PROBLEM REQUIREMENTS: Return all of the lines below exactly as they are.

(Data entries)
--------------------------------
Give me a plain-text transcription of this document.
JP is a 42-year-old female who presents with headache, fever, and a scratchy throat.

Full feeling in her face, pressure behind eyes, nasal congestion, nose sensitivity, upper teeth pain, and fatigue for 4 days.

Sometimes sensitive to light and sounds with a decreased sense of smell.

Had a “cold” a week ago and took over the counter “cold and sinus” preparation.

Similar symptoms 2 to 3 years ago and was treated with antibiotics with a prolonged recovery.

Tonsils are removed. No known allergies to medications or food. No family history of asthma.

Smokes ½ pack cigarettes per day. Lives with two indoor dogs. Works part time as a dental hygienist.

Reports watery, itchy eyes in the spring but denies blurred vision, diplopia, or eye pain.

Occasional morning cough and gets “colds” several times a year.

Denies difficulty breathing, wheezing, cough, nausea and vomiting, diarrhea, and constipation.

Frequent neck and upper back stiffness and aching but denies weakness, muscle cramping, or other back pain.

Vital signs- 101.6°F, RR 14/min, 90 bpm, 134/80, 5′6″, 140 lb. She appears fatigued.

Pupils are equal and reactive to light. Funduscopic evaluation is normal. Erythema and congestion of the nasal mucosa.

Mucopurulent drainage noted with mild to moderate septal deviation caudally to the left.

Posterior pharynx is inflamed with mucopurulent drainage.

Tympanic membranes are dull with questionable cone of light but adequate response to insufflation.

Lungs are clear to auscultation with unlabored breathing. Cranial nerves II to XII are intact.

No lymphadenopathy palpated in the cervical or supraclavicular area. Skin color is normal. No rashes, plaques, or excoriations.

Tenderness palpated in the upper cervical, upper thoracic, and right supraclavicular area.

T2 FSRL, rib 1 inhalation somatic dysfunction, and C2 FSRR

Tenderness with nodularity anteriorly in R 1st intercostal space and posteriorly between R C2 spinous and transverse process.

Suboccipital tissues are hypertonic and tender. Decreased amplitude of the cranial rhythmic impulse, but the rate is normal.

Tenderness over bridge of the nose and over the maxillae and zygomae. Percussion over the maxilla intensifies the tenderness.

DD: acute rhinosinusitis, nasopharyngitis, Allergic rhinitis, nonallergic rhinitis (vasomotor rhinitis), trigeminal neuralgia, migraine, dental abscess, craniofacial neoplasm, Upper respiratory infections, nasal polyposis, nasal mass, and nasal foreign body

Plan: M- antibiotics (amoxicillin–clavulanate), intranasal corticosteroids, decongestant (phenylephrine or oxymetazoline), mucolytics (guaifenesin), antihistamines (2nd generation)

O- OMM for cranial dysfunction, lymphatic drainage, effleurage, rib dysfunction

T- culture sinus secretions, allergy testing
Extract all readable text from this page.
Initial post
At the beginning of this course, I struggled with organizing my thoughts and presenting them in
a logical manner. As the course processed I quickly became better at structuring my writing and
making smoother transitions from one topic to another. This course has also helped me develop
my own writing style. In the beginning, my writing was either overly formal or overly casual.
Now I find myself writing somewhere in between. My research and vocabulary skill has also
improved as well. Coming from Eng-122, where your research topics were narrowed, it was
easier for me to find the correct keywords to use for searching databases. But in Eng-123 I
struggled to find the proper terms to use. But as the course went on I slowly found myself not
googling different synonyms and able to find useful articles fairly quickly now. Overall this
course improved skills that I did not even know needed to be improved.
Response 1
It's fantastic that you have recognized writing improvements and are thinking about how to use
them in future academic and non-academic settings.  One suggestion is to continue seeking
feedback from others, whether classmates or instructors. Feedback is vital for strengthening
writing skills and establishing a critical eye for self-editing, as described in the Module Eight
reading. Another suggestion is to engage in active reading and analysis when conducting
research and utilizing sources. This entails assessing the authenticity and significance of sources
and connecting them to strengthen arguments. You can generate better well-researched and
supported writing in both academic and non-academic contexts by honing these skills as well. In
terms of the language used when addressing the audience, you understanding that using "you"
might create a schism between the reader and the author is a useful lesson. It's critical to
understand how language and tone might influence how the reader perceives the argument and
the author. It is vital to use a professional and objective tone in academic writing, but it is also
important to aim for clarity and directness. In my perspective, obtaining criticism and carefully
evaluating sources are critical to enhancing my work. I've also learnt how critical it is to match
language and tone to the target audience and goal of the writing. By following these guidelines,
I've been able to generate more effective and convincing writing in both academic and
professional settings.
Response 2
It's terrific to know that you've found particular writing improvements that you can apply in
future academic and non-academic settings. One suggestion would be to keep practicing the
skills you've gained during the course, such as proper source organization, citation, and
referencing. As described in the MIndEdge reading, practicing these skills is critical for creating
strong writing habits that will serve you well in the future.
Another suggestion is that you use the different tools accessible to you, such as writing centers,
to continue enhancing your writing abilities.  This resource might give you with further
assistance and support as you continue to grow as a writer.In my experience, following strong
--------------------------------
TASK RESPONSE:
Give me a plain-text transcription of this document.
JP is a 42-year-old female who presents with headache, fever, and a scratchy throat.

Full feeling in her face, pressure behind eyes, nasal congestion, nose sensitivity, upper teeth pain, and fatigue for 4 days.

Sometimes sensitive to light and sounds with a decreased sense of smell.

Had a “cold” a week ago and took over the counter “cold and sinus” preparation.

Similar symptoms 2 to 3 years ago and was treated with antibiotics with a prolonged recovery.

Tonsils are removed. No known allergies to medications or food. No family history of asthma.

Smokes ½ pack cigarettes per day. Lives with two indoor dogs. Works part time as a dental hygienist.

Reports watery, itchy eyes in the spring but denies blurred vision, diplopia, or eye pain.

Occasional morning cough and gets “colds” several times a year.

Denies difficulty breathing, wheezing, cough, nausea and vomiting, diarrhea, and constipation.

Frequent neck and upper back stiffness and aching but denies weakness, muscle cramping, or other back pain.

Vital signs- 101.6°F, RR 14/min, 90 bpm, 134/80, 5′6″, 140 lb. She appears fatigued.

Pupils are equal and reactive to light. Funduscopic evaluation is normal. Erythema and congestion of the nasal mucosa.

Mucopurulent drainage noted with mild to moderate septal deviation caudally to the left.

Posterior pharynx is inflamed with mucopurulent drainage.

Tympanic membranes are dull with questionable cone of light but adequate response to insufflation.

Lungs are clear to auscultation with unlabored breathing. Cranial nerves II to XII are intact.

No lymphadenopathy palpated in the cervical or supraclavicular area. Skin color is normal. No rashes, plaques, or excoriations.

Tenderness palpated in the upper cervical, upper thoracic, and right supraclavicular area.

T2 FSRL, rib 1 inhalation somatic dysfunction, and C2 FSRR

Tenderness with nodularity anteriorly in R 1st intercostal space and posteriorly between R C2 spinous and transverse process.

Suboccipital tissues are hypertonic and tender. Decreased amplitude of the cranial rhythmic impulse, but the rate is normal.

Tenderness over bridge of the nose and over the maxillae and zygomae. Percussion over the maxilla intensifies the tenderness.

DD: acute rhinosinusitis, nasopharyngitis, Allergic rhinitis, nonallergic rhinitis (vasomotor rhinitis), trigeminal neuralgia, migraine, dental abscess, craniofacial neoplasm, Upper respiratory infections, nasal polyposis, nasal mass, and nasal foreign body

Plan: M- antibiotics (amoxicillin–clavulanate), intranasal corticosteroids, decongestant (phenylephrine or oxymetazoline), mucolytics (guaifenesin), antihistamines (2nd generation)

O- OMM for cranial dysfunction, lymphatic drainage, effleurage, rib dysfunction

T- culture sinus secretions, allergy testing
Extract all readable text from this page.
Initial post
At the beginning of this course, I struggled with organizing my thoughts and presenting them in
a logical manner. As the course processed I quickly became better at structuring my writing and
making smoother transitions from one topic to another. This course has also helped me develop
my own writing style. In the beginning, my writing was either overly formal or overly casual.
Now I find myself writing somewhere in between. My research and vocabulary skill has also
improved as well. Coming from Eng-122, where your research topics were narrowed, it was
easier for me to find the correct keywords to use for searching databases. But in Eng-123 I
struggled to find the proper terms to use. But as the course went on I slowly found myself not
googling different synonyms and able to find useful articles fairly quickly now. Overall this
course improved skills that I did not even know needed to be improved.
Response 1
It's fantastic that you have recognized writing improvements and are thinking about how to use
them in future academic and non-academic settings.  One suggestion is to continue seeking
feedback from others, whether classmates or instructors. Feedback is vital for strengthening
writing skills and establishing a critical eye for self-editing, as described in the Module Eight
reading. Another suggestion is to engage in active reading and analysis when conducting
research and utilizing sources. This entails assessing the authenticity and significance of sources
and connecting them to strengthen arguments. You can generate better well-researched and
supported writing in both academic and non-academic contexts by honing these skills as well. In
terms of the language used when addressing the audience, you understanding that using "you"
might create a schism between the reader and the author is a useful lesson. It's critical to
understand how language and tone might influence how the reader perceives the argument and
the author. It is vital to use a professional and objective tone in academic writing, but it is also
important to aim for clarity and directness. In my perspective, obtaining criticism and carefully
evaluating sources are critical to enhancing my work. I've also learnt how critical it is to match
language and tone to the target audience and goal of the writing. By following these guidelines,
I've been able to generate more effective and convincing writing in both academic and
professional settings.
Response 2
It's terrific to know that you've found particular writing improvements that you can apply in
future academic and non-academic settings. One suggestion would be to keep practicing the
skills you've gained during the course, such as proper source organization, citation, and
referencing. As described in the MIndEdge reading, practicing these skills is critical for creating
strong writing habits that will serve you well in the future.
Another suggestion is that you use the different tools accessible to you, such as writing centers,
to continue enhancing your writing abilities.  This resource might give you with further
assistance and support as you continue to grow as a writer.In my experience, following strong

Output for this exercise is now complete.